[Set exercise] Copy out the lines that have "plain" in them.
-------
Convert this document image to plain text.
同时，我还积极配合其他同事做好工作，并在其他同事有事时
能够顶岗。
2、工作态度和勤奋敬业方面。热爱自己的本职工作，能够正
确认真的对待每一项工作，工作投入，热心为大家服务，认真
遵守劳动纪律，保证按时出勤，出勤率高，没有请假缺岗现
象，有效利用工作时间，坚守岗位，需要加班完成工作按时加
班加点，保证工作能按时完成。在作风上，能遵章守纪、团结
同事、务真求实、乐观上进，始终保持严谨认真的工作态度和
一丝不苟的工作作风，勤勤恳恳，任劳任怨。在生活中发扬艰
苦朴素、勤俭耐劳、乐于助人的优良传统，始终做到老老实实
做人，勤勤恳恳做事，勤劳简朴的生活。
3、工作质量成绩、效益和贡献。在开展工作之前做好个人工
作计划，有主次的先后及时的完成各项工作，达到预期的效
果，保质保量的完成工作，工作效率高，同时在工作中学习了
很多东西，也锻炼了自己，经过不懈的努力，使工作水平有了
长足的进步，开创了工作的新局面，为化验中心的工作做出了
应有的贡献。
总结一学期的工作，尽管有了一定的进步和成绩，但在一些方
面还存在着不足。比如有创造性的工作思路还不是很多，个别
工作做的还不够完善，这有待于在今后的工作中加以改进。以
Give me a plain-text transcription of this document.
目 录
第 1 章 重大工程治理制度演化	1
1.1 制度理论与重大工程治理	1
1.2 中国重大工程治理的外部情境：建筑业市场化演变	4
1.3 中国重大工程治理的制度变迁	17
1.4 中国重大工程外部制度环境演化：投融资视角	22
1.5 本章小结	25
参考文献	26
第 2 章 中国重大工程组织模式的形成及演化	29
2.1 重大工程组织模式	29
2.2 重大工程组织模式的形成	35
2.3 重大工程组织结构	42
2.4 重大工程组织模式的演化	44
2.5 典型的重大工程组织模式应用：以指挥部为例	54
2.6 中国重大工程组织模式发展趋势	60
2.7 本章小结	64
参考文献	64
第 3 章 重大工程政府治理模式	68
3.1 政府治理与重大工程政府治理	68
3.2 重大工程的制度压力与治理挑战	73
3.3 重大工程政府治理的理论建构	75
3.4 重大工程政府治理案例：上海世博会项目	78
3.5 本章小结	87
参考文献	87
-------
[Complete answer]
Convert this document image to plain text.
Give me a plain-text transcription of this document.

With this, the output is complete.